Dataset rows about figures
--- --- ---
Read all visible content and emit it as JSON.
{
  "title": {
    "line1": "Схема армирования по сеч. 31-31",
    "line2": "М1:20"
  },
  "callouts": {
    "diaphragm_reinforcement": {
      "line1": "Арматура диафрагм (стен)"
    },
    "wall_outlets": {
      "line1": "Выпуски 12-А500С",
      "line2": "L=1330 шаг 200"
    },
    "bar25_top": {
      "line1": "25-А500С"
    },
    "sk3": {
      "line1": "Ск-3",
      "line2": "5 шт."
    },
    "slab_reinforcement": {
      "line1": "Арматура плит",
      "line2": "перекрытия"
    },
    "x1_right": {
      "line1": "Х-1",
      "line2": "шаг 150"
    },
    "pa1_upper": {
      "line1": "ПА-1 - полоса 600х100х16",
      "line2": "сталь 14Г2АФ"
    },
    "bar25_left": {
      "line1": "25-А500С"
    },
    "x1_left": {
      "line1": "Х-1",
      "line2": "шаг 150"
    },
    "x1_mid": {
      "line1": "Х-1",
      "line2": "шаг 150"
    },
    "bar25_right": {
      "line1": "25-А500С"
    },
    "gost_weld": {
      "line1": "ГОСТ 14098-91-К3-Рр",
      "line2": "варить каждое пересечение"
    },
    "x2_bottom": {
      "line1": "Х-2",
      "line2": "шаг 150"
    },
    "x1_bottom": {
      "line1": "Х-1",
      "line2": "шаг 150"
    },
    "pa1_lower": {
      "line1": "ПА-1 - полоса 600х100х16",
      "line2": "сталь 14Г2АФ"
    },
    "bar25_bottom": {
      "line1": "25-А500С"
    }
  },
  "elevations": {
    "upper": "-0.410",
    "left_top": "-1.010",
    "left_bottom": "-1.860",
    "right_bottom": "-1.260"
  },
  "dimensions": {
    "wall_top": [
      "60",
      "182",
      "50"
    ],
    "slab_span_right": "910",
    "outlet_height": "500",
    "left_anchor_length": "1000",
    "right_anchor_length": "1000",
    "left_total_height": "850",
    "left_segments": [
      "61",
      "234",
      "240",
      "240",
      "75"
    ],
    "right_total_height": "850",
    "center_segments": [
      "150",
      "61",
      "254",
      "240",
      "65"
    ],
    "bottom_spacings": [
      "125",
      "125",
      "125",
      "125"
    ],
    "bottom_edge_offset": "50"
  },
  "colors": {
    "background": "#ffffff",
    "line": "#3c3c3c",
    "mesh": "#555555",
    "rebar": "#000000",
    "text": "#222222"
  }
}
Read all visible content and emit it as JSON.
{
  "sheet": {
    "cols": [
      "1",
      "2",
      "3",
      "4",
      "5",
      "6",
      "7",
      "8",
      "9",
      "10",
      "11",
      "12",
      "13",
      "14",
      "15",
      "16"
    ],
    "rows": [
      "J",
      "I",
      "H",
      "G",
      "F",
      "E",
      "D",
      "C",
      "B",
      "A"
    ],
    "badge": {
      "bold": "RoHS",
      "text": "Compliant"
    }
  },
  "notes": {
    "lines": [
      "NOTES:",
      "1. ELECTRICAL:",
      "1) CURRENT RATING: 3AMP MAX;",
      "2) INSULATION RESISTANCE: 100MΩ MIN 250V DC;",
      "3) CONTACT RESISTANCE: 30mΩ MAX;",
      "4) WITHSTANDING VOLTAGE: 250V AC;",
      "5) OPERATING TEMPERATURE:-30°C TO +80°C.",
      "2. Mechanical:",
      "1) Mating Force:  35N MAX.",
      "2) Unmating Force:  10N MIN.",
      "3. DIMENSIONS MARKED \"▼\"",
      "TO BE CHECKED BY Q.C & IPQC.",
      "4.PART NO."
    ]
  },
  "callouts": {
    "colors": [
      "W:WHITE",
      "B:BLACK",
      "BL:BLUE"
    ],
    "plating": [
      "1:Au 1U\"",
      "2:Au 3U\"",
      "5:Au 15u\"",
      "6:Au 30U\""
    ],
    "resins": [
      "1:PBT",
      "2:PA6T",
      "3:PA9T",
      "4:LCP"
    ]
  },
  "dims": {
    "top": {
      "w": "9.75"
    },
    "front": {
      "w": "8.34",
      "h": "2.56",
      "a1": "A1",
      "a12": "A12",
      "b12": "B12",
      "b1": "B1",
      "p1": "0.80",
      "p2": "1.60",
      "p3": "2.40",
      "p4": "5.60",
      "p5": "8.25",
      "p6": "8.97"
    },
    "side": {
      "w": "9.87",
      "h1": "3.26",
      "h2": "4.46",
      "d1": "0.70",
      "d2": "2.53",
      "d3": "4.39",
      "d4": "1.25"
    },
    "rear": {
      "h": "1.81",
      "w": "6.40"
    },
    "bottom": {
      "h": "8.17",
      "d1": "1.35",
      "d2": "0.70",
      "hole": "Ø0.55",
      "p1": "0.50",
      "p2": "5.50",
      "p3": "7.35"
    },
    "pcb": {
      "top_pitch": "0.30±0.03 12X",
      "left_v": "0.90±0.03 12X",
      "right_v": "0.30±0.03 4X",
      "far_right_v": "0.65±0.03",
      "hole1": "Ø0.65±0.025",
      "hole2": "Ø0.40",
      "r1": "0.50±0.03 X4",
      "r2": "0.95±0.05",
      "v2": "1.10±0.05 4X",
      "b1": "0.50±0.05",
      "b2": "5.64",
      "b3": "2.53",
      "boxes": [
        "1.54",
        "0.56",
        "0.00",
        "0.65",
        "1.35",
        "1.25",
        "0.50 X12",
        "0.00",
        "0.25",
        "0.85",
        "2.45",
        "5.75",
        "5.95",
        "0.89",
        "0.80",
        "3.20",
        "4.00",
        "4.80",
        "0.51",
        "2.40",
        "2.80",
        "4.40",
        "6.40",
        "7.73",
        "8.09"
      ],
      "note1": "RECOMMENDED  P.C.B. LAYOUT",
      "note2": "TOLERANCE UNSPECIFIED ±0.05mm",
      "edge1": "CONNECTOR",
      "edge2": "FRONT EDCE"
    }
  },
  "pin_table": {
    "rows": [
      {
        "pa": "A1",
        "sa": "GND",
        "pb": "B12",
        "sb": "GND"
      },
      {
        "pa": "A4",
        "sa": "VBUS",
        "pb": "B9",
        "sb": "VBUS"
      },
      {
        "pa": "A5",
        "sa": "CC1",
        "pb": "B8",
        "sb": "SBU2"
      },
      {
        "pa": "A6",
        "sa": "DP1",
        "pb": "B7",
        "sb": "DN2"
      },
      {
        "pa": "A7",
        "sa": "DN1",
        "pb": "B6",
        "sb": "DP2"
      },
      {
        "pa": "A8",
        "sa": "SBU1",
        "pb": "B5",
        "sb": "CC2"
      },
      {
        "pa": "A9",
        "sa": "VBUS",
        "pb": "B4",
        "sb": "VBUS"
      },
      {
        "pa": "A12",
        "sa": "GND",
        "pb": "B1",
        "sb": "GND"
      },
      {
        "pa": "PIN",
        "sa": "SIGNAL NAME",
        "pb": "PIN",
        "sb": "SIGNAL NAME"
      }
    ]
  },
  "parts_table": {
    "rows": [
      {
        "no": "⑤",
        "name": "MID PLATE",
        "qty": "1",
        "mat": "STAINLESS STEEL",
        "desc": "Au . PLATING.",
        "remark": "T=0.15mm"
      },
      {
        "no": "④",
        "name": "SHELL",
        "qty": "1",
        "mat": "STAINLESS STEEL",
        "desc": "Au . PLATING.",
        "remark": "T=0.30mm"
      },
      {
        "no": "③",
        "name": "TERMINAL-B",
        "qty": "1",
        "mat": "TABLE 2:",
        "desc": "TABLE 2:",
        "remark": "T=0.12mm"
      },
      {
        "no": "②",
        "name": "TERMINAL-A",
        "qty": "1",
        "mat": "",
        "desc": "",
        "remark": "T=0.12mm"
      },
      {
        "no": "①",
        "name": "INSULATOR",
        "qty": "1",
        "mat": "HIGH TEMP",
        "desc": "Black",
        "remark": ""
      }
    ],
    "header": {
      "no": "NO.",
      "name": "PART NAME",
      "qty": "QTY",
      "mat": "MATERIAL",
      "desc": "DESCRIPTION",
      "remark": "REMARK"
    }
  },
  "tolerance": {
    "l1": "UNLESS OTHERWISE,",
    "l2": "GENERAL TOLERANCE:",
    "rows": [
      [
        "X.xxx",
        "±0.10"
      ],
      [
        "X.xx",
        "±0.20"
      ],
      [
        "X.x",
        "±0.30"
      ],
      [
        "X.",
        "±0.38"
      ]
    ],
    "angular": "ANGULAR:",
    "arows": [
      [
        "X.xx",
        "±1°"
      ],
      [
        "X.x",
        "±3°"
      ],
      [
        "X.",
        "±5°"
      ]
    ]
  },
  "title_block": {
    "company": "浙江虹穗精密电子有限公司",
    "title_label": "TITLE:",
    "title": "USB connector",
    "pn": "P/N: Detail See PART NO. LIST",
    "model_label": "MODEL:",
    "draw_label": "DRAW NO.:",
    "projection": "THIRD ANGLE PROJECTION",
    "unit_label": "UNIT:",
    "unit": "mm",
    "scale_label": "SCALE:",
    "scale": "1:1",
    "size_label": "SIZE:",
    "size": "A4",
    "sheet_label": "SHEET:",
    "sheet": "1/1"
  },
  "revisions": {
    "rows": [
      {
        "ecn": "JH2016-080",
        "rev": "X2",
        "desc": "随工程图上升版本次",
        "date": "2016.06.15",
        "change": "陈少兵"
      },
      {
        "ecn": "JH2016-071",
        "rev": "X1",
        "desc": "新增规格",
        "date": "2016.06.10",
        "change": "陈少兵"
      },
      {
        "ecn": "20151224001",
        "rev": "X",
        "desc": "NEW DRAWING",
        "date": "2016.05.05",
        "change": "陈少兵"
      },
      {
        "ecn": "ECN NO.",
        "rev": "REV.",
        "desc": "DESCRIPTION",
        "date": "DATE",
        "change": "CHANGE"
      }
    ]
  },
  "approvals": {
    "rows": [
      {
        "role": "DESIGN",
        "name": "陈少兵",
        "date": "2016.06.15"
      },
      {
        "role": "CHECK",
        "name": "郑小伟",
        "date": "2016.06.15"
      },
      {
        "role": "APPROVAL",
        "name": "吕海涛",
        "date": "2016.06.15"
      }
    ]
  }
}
--- --- ---
Exercise requirements: From the entries above, list each line with "Арматура" in it.

Final answer:
      "line1": "Арматура диафрагм (стен)"
      "line1": "Арматура плит",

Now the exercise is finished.